START Passage provided

The geographic distribution matters strategically. Rather than concentrating computing power in a single location, Europe is building a distributed network of AI infrastructure that can support research institutions, universities, and industrial partners across the continent. This approach democratizes access to computational resources that were previously available only to well-funded organizations.
What Research Areas Will Benefit Most?
Climate science and clean energy are among the primary beneficiaries. NVIDIA is supporting initiatives that deploy AI infrastructure to help researchers apply accelerated computing to climate and Earth systems modeling, biomedical research, and clean-energy technologies such as fusion, hydrogen, and carbon capture. Siemens Energy, for example, is using the Siemens Xcelerator portfolio accelerated by NVIDIA technologies, including NVIDIA Omniverse libraries, CUDA-X, and AI infrastructure, to unify design, computational fluid dynamics simulation, and manufacturing processes.
Quantum computing represents another frontier. Barcelona Supercomputing Center, CINECA, Fraunhofer, and Jülich Supercomputing Centre are using the CUDA-Q platform to integrate quantum processors, extending Europe's leadership in quantum-GPU supercomputing. This hybrid approach combines classical and quantum computing to solve problems that neither could tackle alone.

END Passage provided
START Given records

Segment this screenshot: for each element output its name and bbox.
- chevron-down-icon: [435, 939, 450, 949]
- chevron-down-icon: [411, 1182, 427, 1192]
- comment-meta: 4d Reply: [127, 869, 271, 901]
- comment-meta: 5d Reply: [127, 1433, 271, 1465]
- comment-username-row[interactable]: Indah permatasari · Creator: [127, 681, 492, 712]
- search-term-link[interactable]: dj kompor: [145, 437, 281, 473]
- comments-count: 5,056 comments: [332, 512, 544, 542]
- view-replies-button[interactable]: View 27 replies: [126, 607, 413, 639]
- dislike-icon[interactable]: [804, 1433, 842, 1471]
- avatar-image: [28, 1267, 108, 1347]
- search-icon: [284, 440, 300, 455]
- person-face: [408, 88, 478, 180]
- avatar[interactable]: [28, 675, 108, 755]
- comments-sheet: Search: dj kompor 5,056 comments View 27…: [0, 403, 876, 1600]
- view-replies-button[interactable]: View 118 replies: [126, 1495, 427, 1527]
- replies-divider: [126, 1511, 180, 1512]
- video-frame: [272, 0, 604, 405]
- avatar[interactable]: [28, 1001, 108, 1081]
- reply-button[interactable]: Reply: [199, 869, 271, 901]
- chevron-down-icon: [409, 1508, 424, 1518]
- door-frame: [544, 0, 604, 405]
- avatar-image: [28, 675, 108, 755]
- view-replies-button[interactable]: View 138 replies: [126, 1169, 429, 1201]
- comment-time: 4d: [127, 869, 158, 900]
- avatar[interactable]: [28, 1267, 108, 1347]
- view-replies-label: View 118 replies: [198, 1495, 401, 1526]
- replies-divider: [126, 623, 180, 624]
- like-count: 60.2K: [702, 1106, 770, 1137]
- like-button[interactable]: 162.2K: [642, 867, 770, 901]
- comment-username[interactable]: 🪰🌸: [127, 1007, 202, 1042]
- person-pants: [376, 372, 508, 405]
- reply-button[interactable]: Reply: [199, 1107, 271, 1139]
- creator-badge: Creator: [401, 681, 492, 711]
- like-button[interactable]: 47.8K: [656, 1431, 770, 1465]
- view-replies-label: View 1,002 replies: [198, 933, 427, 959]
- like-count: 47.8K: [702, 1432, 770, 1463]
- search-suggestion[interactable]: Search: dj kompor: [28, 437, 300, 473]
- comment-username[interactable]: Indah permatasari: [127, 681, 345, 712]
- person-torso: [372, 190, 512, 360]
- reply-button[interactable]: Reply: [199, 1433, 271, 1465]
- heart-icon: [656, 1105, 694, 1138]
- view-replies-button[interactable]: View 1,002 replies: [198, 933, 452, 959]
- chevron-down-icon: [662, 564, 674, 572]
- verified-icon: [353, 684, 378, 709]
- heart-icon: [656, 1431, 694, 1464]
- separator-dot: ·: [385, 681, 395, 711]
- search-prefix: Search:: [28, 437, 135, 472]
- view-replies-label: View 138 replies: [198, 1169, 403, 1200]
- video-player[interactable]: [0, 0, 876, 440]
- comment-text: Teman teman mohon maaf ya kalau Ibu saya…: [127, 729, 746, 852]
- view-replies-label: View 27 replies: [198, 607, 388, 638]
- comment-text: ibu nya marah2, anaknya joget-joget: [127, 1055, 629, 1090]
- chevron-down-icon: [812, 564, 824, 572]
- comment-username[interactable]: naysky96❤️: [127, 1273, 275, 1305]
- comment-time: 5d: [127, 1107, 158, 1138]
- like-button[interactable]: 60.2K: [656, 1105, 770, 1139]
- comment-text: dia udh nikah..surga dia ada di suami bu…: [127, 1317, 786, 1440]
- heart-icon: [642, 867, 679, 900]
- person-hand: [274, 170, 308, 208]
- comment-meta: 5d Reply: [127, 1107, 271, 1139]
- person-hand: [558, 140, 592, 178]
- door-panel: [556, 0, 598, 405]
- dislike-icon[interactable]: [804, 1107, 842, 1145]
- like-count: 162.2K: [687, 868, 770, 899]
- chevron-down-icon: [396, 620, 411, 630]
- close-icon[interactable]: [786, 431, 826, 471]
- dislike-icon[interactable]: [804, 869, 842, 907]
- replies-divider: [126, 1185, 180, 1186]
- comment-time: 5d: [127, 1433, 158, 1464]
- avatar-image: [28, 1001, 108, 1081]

END Given records

Work to complete:
1. Reproduce the passage about Europe's AI infrastructure, starting with "Quantum computing represents" and going on through "could tackle alone.".
2. Extend the passage about Europe's AI infrastructure with the text that would come next after its final sentence.
The lines have no connection to the passage about Europe's AI infrastructure.

Your written answers:
1.
Quantum computing represents another frontier. Barcelona Supercomputing Center, CINECA, Fraunhofer, and Jülich Supercomputing Centre are using the CUDA-Q platform to integrate quantum processors, extending Europe's leadership in quantum-GPU supercomputing. This hybrid approach combines classical and quantum computing to solve problems that neither could tackle alone.

2.
"AI is the new instrument of science, and Europe is building the infrastructure to put it in the hands of millions of researchers," stated Mateo Valero Cortés, director of the Barcelona Supercomputing Center. "With the upgrade to MareNostrum5 and NVIDIA accelerated computing, the consortium composed of Spain, Portugal and Türkiye will make available to European researchers the tools to tackle some of the world's most complex challenges, from climate modeling to biomedical discovery."
Mateo Valero Cortés, Director of Barcelona Supercomputing Center
Steps to Understand Europe's AI Infrastructure Expansion
- Recognize the Scale: With 35 new supercomputers across 23 countries and 800 AI exaflops deployed or announced, Europe is making a continental commitment to AI-driven research that rivals or exceeds investments by other global regions.
- Understand the Technology Stack: These systems use NVIDIA's full-stack platform, including Blackwell and Hopper processors, Quantum InfiniBand networking, and AI Enterprise software, creating an integrated environment for training, simulation, and inference.
- Identify the Research Priorities: The supercomputers are explicitly designed for climate science, healthcare, clean energy, quantum computing, and industrial innovation, with emphasis on solving real-world challenges rather than theoretical research alone.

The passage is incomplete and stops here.